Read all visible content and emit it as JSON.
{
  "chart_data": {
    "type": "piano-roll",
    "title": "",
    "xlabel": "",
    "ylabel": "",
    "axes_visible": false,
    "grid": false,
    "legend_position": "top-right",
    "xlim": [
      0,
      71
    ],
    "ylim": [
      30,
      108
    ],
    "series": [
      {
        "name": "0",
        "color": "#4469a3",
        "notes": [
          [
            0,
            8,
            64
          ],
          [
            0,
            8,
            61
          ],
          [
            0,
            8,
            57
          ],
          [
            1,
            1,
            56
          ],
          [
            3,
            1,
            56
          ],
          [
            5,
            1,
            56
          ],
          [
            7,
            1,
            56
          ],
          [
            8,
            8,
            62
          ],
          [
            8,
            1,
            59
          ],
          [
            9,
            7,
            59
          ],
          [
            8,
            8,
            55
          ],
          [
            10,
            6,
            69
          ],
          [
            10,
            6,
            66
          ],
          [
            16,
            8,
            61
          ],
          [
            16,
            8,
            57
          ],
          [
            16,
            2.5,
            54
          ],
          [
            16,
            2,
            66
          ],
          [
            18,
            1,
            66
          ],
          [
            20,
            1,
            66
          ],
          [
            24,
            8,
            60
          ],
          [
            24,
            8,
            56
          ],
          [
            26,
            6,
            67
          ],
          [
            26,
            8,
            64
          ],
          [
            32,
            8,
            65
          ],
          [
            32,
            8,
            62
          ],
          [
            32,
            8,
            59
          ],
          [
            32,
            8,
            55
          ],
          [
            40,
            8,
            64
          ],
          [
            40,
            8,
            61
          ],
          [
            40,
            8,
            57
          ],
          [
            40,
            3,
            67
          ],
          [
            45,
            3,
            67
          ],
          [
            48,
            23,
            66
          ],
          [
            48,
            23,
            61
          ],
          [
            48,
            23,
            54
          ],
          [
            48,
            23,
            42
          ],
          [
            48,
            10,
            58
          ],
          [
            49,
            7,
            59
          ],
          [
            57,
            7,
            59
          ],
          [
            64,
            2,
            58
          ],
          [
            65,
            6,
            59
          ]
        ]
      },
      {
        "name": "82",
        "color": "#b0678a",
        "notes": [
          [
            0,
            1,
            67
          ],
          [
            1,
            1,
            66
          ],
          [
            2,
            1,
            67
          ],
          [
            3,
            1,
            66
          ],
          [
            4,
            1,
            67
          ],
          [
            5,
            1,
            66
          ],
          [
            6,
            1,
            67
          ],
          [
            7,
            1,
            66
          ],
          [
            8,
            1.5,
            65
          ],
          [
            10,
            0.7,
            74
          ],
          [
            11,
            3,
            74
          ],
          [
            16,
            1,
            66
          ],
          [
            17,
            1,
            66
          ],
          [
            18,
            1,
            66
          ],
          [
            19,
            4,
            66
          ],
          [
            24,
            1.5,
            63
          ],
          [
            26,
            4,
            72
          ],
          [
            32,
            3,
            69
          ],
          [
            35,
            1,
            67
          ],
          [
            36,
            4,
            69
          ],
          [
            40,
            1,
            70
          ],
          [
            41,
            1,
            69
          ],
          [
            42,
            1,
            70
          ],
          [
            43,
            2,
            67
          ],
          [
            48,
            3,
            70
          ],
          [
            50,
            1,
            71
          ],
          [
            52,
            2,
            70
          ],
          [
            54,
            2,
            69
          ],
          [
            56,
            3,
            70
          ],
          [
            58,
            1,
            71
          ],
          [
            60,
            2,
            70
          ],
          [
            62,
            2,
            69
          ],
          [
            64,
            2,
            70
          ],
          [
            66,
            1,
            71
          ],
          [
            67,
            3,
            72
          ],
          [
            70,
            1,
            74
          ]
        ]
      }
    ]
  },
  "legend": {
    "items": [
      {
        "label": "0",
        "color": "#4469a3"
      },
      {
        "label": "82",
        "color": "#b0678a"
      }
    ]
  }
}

◇ ◇ ◇ ◇ ◇ ◇ ◇

From the entries above, copy every line that holds the word "color".

        "color": "#4469a3",
        "color": "#b0678a",
        "color": "#4469a3"
        "color": "#b0678a"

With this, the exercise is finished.